**PROBLEM:** Print every entry exactly as written.

**PROVIDED INFORMATION:**
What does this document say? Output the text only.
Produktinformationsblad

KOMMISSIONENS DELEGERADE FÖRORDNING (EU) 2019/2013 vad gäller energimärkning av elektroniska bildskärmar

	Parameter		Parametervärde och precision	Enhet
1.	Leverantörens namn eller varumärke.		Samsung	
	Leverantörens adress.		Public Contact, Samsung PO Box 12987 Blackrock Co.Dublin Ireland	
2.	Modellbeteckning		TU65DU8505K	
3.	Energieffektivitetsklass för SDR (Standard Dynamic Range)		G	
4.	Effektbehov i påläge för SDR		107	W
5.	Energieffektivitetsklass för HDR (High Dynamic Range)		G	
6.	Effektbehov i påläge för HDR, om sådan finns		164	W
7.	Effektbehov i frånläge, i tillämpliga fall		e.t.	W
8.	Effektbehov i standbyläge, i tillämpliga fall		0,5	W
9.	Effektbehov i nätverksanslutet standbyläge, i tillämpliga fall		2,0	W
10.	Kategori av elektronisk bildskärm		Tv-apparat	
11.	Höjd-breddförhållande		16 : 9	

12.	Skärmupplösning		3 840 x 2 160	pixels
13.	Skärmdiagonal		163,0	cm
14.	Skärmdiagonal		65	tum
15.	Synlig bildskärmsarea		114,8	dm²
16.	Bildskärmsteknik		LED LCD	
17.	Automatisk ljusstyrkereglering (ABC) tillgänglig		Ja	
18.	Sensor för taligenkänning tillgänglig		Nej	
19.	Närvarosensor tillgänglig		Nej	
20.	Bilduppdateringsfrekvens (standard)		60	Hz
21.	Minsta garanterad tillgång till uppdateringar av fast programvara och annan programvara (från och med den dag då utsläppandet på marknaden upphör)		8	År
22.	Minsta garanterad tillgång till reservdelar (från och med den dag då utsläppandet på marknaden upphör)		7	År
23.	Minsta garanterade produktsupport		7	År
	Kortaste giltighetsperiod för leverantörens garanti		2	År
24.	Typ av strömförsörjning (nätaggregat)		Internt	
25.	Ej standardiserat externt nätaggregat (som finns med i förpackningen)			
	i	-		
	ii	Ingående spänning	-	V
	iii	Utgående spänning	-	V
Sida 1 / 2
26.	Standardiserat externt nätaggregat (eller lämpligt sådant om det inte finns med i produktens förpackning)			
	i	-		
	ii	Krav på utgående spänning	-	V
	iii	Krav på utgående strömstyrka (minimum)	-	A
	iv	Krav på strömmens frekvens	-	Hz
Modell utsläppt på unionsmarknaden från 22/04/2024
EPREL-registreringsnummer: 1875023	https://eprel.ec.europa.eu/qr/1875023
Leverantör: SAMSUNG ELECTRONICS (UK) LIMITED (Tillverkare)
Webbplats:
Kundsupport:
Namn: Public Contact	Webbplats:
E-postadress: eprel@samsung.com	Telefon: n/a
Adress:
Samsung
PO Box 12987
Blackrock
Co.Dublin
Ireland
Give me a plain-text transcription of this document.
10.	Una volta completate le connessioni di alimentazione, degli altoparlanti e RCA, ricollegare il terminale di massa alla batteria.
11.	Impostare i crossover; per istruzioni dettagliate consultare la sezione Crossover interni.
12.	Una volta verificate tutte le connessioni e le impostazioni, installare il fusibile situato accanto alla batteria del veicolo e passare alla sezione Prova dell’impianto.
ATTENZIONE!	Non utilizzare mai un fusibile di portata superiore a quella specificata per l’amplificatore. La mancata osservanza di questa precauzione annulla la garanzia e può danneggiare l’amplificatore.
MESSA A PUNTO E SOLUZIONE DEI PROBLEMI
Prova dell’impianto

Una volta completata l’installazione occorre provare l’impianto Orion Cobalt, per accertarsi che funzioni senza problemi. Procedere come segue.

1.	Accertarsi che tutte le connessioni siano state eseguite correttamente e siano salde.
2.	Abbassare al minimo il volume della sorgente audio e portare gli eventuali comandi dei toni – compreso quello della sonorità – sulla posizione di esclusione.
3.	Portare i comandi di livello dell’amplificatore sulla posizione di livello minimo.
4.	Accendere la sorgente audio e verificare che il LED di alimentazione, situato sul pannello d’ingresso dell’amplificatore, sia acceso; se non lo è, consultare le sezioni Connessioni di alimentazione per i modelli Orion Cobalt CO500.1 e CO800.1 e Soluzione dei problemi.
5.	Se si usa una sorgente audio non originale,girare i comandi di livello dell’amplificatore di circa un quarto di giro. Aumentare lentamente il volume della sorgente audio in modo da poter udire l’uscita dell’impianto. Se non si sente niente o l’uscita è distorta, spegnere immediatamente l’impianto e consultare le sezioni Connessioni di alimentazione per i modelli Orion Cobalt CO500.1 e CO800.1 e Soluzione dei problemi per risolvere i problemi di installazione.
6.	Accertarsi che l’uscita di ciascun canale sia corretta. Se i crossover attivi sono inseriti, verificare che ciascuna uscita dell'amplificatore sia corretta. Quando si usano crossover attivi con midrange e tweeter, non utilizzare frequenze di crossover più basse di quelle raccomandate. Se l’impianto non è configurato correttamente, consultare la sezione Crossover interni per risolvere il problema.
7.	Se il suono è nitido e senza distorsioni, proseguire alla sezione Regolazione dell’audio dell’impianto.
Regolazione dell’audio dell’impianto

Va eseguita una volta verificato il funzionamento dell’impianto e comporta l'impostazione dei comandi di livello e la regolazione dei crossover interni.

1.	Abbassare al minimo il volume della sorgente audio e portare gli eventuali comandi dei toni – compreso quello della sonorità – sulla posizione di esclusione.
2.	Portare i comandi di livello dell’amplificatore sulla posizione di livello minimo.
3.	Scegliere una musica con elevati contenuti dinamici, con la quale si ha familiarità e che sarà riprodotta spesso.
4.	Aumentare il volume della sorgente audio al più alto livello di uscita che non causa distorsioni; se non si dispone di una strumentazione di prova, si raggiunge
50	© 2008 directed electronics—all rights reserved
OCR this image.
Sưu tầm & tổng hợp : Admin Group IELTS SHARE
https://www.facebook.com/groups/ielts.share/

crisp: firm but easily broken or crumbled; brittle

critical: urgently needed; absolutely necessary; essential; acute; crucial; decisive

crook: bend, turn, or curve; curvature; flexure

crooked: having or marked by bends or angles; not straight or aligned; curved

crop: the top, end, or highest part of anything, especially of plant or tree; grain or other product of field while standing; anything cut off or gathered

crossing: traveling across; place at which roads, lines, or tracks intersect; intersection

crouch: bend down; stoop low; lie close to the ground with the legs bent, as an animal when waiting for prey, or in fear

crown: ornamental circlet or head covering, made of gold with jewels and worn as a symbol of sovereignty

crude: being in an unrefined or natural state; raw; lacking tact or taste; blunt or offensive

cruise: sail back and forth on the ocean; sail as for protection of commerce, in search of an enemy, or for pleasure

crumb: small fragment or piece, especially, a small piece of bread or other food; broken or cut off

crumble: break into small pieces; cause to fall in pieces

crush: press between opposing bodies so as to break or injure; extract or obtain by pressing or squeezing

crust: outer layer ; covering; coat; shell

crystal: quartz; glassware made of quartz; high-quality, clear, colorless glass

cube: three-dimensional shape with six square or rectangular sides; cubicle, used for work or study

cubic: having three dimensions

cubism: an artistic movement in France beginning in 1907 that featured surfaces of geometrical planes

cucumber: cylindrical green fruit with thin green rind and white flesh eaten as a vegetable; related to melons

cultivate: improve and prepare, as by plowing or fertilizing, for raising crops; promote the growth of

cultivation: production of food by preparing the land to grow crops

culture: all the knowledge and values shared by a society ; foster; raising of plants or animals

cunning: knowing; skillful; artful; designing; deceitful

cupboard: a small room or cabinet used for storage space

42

**ANSWER BELOW:**
What does this document say? Output the text only.
Produktinformationsblad

KOMMISSIONENS DELEGERADE FÖRORDNING (EU) 2019/2013 vad gäller energimärkning av elektroniska bildskärmar

	Parameter		Parametervärde och precision	Enhet
1.	Leverantörens namn eller varumärke.		Samsung	
	Leverantörens adress.		Public Contact, Samsung PO Box 12987 Blackrock Co.Dublin Ireland	
2.	Modellbeteckning		TU65DU8505K	
3.	Energieffektivitetsklass för SDR (Standard Dynamic Range)		G	
4.	Effektbehov i påläge för SDR		107	W
5.	Energieffektivitetsklass för HDR (High Dynamic Range)		G	
6.	Effektbehov i påläge för HDR, om sådan finns		164	W
7.	Effektbehov i frånläge, i tillämpliga fall		e.t.	W
8.	Effektbehov i standbyläge, i tillämpliga fall		0,5	W
9.	Effektbehov i nätverksanslutet standbyläge, i tillämpliga fall		2,0	W
10.	Kategori av elektronisk bildskärm		Tv-apparat	
11.	Höjd-breddförhållande		16 : 9	

12.	Skärmupplösning		3 840 x 2 160	pixels
13.	Skärmdiagonal		163,0	cm
14.	Skärmdiagonal		65	tum
15.	Synlig bildskärmsarea		114,8	dm²
16.	Bildskärmsteknik		LED LCD	
17.	Automatisk ljusstyrkereglering (ABC) tillgänglig		Ja	
18.	Sensor för taligenkänning tillgänglig		Nej	
19.	Närvarosensor tillgänglig		Nej	
20.	Bilduppdateringsfrekvens (standard)		60	Hz
21.	Minsta garanterad tillgång till uppdateringar av fast programvara och annan programvara (från och med den dag då utsläppandet på marknaden upphör)		8	År
22.	Minsta garanterad tillgång till reservdelar (från och med den dag då utsläppandet på marknaden upphör)		7	År
23.	Minsta garanterade produktsupport		7	År
	Kortaste giltighetsperiod för leverantörens garanti		2	År
24.	Typ av strömförsörjning (nätaggregat)		Internt	
25.	Ej standardiserat externt nätaggregat (som finns med i förpackningen)			
	i	-		
	ii	Ingående spänning	-	V
	iii	Utgående spänning	-	V
Sida 1 / 2
26.	Standardiserat externt nätaggregat (eller lämpligt sådant om det inte finns med i produktens förpackning)			
	i	-		
	ii	Krav på utgående spänning	-	V
	iii	Krav på utgående strömstyrka (minimum)	-	A
	iv	Krav på strömmens frekvens	-	Hz
Modell utsläppt på unionsmarknaden från 22/04/2024
EPREL-registreringsnummer: 1875023	https://eprel.ec.europa.eu/qr/1875023
Leverantör: SAMSUNG ELECTRONICS (UK) LIMITED (Tillverkare)
Webbplats:
Kundsupport:
Namn: Public Contact	Webbplats:
E-postadress: eprel@samsung.com	Telefon: n/a
Adress:
Samsung
PO Box 12987
Blackrock
Co.Dublin
Ireland
Give me a plain-text transcription of this document.
10.	Una volta completate le connessioni di alimentazione, degli altoparlanti e RCA, ricollegare il terminale di massa alla batteria.
11.	Impostare i crossover; per istruzioni dettagliate consultare la sezione Crossover interni.
12.	Una volta verificate tutte le connessioni e le impostazioni, installare il fusibile situato accanto alla batteria del veicolo e passare alla sezione Prova dell’impianto.
ATTENZIONE!	Non utilizzare mai un fusibile di portata superiore a quella specificata per l’amplificatore. La mancata osservanza di questa precauzione annulla la garanzia e può danneggiare l’amplificatore.
MESSA A PUNTO E SOLUZIONE DEI PROBLEMI
Prova dell’impianto

Una volta completata l’installazione occorre provare l’impianto Orion Cobalt, per accertarsi che funzioni senza problemi. Procedere come segue.

1.	Accertarsi che tutte le connessioni siano state eseguite correttamente e siano salde.
2.	Abbassare al minimo il volume della sorgente audio e portare gli eventuali comandi dei toni – compreso quello della sonorità – sulla posizione di esclusione.
3.	Portare i comandi di livello dell’amplificatore sulla posizione di livello minimo.
4.	Accendere la sorgente audio e verificare che il LED di alimentazione, situato sul pannello d’ingresso dell’amplificatore, sia acceso; se non lo è, consultare le sezioni Connessioni di alimentazione per i modelli Orion Cobalt CO500.1 e CO800.1 e Soluzione dei problemi.
5.	Se si usa una sorgente audio non originale,girare i comandi di livello dell’amplificatore di circa un quarto di giro. Aumentare lentamente il volume della sorgente audio in modo da poter udire l’uscita dell’impianto. Se non si sente niente o l’uscita è distorta, spegnere immediatamente l’impianto e consultare le sezioni Connessioni di alimentazione per i modelli Orion Cobalt CO500.1 e CO800.1 e Soluzione dei problemi per risolvere i problemi di installazione.
6.	Accertarsi che l’uscita di ciascun canale sia corretta. Se i crossover attivi sono inseriti, verificare che ciascuna uscita dell'amplificatore sia corretta. Quando si usano crossover attivi con midrange e tweeter, non utilizzare frequenze di crossover più basse di quelle raccomandate. Se l’impianto non è configurato correttamente, consultare la sezione Crossover interni per risolvere il problema.
7.	Se il suono è nitido e senza distorsioni, proseguire alla sezione Regolazione dell’audio dell’impianto.
Regolazione dell’audio dell’impianto

Va eseguita una volta verificato il funzionamento dell’impianto e comporta l'impostazione dei comandi di livello e la regolazione dei crossover interni.

1.	Abbassare al minimo il volume della sorgente audio e portare gli eventuali comandi dei toni – compreso quello della sonorità – sulla posizione di esclusione.
2.	Portare i comandi di livello dell’amplificatore sulla posizione di livello minimo.
3.	Scegliere una musica con elevati contenuti dinamici, con la quale si ha familiarità e che sarà riprodotta spesso.
4.	Aumentare il volume della sorgente audio al più alto livello di uscita che non causa distorsioni; se non si dispone di una strumentazione di prova, si raggiunge
50	© 2008 directed electronics—all rights reserved
OCR this image.
Sưu tầm & tổng hợp : Admin Group IELTS SHARE
https://www.facebook.com/groups/ielts.share/

crisp: firm but easily broken or crumbled; brittle

critical: urgently needed; absolutely necessary; essential; acute; crucial; decisive

crook: bend, turn, or curve; curvature; flexure

crooked: having or marked by bends or angles; not straight or aligned; curved

crop: the top, end, or highest part of anything, especially of plant or tree; grain or other product of field while standing; anything cut off or gathered

crossing: traveling across; place at which roads, lines, or tracks intersect; intersection

crouch: bend down; stoop low; lie close to the ground with the legs bent, as an animal when waiting for prey, or in fear

crown: ornamental circlet or head covering, made of gold with jewels and worn as a symbol of sovereignty

crude: being in an unrefined or natural state; raw; lacking tact or taste; blunt or offensive

cruise: sail back and forth on the ocean; sail as for protection of commerce, in search of an enemy, or for pleasure

crumb: small fragment or piece, especially, a small piece of bread or other food; broken or cut off

crumble: break into small pieces; cause to fall in pieces

crush: press between opposing bodies so as to break or injure; extract or obtain by pressing or squeezing

crust: outer layer ; covering; coat; shell

crystal: quartz; glassware made of quartz; high-quality, clear, colorless glass

cube: three-dimensional shape with six square or rectangular sides; cubicle, used for work or study

cubic: having three dimensions

cubism: an artistic movement in France beginning in 1907 that featured surfaces of geometrical planes

cucumber: cylindrical green fruit with thin green rind and white flesh eaten as a vegetable; related to melons

cultivate: improve and prepare, as by plowing or fertilizing, for raising crops; promote the growth of

cultivation: production of food by preparing the land to grow crops

culture: all the knowledge and values shared by a society ; foster; raising of plants or animals

cunning: knowing; skillful; artful; designing; deceitful

cupboard: a small room or cabinet used for storage space

42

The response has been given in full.